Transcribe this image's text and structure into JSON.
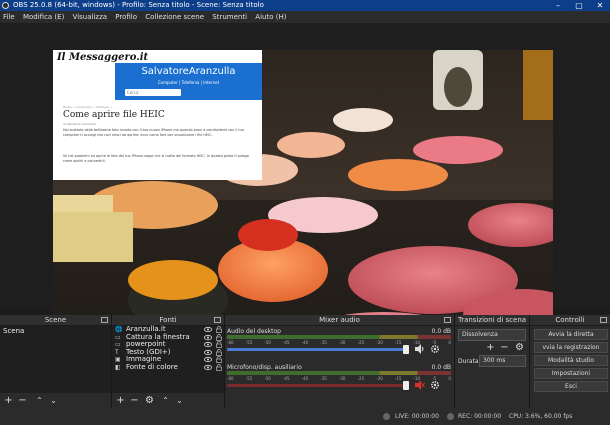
{
  "window": {
    "title": "OBS 25.0.8 (64-bit, windows) - Profilo: Senza titolo - Scene: Senza titolo"
  },
  "menu": [
    "File",
    "Modifica (E)",
    "Visualizza",
    "Profilo",
    "Collezione scene",
    "Strumenti",
    "Aiuto (H)"
  ],
  "webpage": {
    "logo": "Il Messaggero.it",
    "brand": "SalvatoreAranzulla",
    "nav_links": "Computer | Telefonia | Internet",
    "search_placeholder": "Cerca",
    "breadcrumb": "Home > Computer > Software > ...",
    "headline": "Come aprire file HEIC",
    "byline": "di Salvatore Aranzulla",
    "paragraph1": "Hai scattato delle bellissime foto ricordo con il tuo nuovo iPhone ma quando provi a condividerle con il tuo computer ti accorgi che non riesci ad aprirle: ecco come fare per visualizzare i file HEIC.",
    "paragraph2": "Se hai problemi ad aprire le foto del tuo iPhone sappi che si tratta del formato HEIC. In questa guida ti spiego come aprirli e convertirli."
  },
  "docks": {
    "scenes": {
      "title": "Scene",
      "items": [
        "Scena"
      ]
    },
    "sources": {
      "title": "Fonti",
      "items": [
        {
          "label": "Aranzulla.it",
          "icon": "browser-source-icon"
        },
        {
          "label": "Cattura la finestra",
          "icon": "window-capture-icon"
        },
        {
          "label": "powerpoint",
          "icon": "window-capture-icon"
        },
        {
          "label": "Testo (GDI+)",
          "icon": "text-icon"
        },
        {
          "label": "Immagine",
          "icon": "image-icon"
        },
        {
          "label": "Fonte di colore",
          "icon": "color-source-icon"
        }
      ]
    },
    "mixer": {
      "title": "Mixer audio",
      "channels": [
        {
          "name": "Audio del desktop",
          "db": "0.0 dB",
          "volume": 1.0,
          "muted": false
        },
        {
          "name": "Microfono/disp. ausiliario",
          "db": "0.0 dB",
          "volume": 1.0,
          "muted": true
        }
      ],
      "ticks": [
        "-60",
        "-55",
        "-50",
        "-45",
        "-40",
        "-35",
        "-30",
        "-25",
        "-20",
        "-15",
        "-10",
        "-5",
        "0"
      ]
    },
    "transitions": {
      "title": "Transizioni di scena",
      "selected": "Dissolvenza",
      "duration_label": "Durata",
      "duration_value": "300 ms"
    },
    "controls": {
      "title": "Controlli",
      "buttons": [
        "Avvia la diretta",
        "vvia la registrazion",
        "Modalità studio",
        "Impostazioni",
        "Esci"
      ]
    }
  },
  "status": {
    "live": "LIVE: 00:00:00",
    "rec": "REC: 00:00:00",
    "cpu": "CPU: 3.6%, 60.00 fps"
  },
  "colors": {
    "titlebar": "#0d3e8a",
    "accent": "#4b7ad3",
    "mute_red": "#d9302c"
  }
}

===

◆ Work to be completed
The answer must consist solely of the number of lines in the entries that contain the word "text".

◆ Exercise output
2